TO BE DONE: Identify the lines that contain the word "object", then copy them.

* begin EXCERPTED DATA *

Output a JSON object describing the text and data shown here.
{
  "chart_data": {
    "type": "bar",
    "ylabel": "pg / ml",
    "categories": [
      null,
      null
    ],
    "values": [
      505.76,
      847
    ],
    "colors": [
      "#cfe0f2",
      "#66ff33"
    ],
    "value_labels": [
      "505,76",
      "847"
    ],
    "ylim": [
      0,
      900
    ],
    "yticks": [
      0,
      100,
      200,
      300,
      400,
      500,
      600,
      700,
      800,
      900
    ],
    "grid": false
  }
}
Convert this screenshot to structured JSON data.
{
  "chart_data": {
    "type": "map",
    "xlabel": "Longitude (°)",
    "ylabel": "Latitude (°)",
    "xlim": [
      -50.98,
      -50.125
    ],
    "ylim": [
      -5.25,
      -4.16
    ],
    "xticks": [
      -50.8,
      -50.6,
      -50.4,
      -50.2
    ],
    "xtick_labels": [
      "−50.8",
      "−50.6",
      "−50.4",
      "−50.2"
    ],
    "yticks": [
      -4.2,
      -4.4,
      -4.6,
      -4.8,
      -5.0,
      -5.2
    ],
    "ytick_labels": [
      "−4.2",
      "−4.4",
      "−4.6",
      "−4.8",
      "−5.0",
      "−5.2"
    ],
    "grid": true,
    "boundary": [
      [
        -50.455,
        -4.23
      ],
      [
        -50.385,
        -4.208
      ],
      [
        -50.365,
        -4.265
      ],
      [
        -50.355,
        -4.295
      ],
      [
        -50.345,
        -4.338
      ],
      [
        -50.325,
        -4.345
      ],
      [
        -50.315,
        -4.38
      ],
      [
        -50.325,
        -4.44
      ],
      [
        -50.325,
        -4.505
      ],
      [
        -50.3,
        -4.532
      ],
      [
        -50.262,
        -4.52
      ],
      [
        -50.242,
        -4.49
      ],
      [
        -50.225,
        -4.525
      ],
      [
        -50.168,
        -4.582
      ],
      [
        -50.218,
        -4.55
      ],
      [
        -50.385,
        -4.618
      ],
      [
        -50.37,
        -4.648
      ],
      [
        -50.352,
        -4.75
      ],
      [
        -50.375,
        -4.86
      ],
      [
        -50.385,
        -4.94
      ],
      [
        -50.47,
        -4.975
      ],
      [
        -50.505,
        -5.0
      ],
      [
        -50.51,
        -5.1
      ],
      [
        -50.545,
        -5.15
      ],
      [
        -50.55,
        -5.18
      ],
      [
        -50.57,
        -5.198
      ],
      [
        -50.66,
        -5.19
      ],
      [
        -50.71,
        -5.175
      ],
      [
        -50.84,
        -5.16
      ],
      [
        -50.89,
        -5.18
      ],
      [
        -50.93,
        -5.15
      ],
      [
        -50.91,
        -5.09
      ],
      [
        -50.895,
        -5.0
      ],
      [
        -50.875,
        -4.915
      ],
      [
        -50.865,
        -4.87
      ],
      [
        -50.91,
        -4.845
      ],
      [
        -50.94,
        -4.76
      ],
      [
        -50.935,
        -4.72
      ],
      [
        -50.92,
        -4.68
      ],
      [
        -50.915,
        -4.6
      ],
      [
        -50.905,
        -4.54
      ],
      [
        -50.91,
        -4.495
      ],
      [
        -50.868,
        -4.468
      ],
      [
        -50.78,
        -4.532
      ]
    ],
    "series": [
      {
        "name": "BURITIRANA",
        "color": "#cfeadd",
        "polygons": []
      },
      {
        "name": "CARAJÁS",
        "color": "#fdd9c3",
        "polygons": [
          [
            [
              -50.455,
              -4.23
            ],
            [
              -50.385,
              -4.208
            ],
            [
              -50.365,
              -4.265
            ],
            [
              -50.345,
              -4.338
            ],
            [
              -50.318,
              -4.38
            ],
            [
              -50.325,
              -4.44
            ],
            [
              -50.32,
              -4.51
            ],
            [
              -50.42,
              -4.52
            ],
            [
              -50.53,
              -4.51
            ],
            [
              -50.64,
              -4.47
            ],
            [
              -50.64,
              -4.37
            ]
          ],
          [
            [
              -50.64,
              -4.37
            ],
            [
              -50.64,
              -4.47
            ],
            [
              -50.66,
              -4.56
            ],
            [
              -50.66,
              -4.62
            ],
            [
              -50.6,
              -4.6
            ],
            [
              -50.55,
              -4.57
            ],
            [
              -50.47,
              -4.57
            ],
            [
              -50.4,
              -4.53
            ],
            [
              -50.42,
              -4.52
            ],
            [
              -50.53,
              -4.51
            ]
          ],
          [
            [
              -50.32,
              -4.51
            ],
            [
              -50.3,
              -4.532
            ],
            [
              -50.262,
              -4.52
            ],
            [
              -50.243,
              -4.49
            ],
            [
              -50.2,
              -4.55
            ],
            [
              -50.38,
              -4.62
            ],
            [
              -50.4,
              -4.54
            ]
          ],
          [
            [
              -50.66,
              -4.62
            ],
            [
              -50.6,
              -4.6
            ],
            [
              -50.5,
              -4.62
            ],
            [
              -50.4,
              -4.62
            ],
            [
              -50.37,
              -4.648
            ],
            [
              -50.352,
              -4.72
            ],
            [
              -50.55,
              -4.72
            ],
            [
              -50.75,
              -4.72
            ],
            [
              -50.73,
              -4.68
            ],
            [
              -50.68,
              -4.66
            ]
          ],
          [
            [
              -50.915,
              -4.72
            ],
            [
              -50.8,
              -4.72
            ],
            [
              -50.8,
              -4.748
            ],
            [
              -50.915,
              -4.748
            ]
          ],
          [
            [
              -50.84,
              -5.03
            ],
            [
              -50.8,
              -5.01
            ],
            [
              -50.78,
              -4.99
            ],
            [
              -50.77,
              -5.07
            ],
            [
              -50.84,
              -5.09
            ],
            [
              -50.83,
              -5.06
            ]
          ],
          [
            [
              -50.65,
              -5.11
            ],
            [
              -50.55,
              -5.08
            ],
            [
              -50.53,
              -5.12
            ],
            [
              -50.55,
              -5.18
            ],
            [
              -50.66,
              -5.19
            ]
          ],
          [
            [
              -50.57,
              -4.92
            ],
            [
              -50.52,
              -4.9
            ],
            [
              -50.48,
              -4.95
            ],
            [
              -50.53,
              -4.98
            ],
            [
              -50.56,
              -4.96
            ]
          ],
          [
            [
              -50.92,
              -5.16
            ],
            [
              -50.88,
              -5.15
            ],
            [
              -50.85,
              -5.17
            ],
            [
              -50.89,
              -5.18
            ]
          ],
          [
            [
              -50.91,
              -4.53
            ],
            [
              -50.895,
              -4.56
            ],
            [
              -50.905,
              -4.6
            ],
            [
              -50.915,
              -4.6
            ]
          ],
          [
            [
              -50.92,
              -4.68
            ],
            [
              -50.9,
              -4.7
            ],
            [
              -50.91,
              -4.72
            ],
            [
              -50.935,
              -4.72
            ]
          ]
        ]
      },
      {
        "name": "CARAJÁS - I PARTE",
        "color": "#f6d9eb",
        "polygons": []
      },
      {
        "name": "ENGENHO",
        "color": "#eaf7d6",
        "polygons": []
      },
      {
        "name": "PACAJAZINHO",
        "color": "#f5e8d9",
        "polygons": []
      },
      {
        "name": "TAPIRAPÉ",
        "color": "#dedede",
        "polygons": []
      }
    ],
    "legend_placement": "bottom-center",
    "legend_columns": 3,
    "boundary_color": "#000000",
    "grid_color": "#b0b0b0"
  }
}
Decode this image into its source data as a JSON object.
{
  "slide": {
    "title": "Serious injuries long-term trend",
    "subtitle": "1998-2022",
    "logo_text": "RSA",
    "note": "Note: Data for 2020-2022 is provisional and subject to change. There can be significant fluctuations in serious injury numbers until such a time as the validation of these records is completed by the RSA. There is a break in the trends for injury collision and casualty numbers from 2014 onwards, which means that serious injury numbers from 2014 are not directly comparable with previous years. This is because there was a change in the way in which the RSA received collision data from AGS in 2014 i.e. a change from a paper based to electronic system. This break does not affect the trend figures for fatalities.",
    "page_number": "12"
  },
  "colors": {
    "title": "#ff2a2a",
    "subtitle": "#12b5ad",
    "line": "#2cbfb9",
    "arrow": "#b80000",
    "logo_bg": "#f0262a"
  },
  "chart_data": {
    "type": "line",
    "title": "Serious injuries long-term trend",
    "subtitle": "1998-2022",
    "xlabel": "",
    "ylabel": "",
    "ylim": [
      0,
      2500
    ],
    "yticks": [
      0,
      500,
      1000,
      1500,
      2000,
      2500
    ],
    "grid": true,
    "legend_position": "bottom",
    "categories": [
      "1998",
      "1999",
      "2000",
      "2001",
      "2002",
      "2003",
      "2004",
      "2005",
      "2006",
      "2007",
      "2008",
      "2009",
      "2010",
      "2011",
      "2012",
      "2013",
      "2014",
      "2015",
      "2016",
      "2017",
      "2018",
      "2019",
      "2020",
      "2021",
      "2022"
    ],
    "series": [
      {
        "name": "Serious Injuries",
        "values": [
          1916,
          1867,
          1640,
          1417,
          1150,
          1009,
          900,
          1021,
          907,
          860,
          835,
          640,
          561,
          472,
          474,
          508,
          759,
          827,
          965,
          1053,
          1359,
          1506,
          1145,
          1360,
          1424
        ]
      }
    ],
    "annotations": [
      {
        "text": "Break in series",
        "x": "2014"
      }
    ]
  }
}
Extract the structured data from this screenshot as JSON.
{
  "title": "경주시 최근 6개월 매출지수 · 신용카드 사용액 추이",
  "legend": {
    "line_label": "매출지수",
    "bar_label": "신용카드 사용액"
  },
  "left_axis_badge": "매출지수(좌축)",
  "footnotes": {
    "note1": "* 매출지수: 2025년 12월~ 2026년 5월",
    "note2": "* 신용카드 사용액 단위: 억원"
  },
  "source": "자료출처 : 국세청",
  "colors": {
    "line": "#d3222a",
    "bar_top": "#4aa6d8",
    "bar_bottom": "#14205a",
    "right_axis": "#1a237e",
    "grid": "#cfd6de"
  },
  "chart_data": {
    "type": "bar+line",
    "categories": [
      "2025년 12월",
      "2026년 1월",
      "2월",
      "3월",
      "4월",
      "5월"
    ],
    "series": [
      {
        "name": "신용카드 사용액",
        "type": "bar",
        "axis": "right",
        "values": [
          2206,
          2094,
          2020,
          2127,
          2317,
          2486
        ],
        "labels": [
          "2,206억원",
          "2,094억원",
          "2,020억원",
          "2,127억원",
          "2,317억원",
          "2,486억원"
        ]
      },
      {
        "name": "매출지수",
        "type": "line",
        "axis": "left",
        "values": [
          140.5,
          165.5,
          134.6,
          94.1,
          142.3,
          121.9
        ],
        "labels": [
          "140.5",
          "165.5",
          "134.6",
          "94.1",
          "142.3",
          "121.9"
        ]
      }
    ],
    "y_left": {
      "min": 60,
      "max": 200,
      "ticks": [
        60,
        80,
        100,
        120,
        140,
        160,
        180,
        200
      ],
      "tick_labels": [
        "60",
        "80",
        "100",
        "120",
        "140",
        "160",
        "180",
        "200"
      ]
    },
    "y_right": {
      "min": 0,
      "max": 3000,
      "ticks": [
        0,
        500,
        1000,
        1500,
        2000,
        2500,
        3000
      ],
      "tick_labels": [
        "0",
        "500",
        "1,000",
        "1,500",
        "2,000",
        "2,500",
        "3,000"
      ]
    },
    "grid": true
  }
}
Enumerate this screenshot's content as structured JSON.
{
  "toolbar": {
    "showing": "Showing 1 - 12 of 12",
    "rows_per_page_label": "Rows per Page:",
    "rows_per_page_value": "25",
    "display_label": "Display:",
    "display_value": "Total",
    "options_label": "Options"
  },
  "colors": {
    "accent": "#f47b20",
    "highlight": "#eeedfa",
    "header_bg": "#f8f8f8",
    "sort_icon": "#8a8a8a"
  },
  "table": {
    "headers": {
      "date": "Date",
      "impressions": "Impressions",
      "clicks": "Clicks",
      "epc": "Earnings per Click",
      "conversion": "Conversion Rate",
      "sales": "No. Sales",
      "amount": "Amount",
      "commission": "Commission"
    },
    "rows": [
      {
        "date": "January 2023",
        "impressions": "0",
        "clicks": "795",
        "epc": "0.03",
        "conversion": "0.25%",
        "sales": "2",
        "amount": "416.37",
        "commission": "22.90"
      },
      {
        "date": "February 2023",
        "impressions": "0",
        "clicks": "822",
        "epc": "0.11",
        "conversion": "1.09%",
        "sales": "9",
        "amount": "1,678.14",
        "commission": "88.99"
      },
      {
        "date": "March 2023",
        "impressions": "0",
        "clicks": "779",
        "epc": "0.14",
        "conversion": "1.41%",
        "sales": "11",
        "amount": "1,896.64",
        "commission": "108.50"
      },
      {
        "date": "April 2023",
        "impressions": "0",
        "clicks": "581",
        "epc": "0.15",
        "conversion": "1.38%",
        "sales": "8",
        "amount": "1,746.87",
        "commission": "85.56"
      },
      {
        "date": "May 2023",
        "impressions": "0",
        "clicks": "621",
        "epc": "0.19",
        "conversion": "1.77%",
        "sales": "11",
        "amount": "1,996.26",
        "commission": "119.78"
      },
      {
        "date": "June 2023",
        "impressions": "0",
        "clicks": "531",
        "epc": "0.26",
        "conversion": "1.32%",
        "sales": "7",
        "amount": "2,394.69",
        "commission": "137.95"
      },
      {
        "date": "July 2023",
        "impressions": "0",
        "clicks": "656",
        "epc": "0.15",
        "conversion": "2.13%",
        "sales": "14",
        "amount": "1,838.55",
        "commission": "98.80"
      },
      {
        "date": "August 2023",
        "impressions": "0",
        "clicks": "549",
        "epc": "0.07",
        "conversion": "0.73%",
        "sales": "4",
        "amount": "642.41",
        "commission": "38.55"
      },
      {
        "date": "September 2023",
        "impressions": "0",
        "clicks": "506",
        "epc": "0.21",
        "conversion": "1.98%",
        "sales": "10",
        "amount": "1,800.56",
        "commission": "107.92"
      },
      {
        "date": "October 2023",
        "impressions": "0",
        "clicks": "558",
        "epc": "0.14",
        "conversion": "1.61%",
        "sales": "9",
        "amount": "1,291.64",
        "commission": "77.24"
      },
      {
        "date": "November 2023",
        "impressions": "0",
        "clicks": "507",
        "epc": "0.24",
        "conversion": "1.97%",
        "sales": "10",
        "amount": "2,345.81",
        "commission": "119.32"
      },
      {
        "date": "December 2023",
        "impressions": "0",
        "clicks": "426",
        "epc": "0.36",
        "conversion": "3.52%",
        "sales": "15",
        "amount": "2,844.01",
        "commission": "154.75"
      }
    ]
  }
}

* end EXCERPTED DATA *

THE REPLY:
Output a JSON object describing the text and data shown here.
Decode this image into its source data as a JSON object.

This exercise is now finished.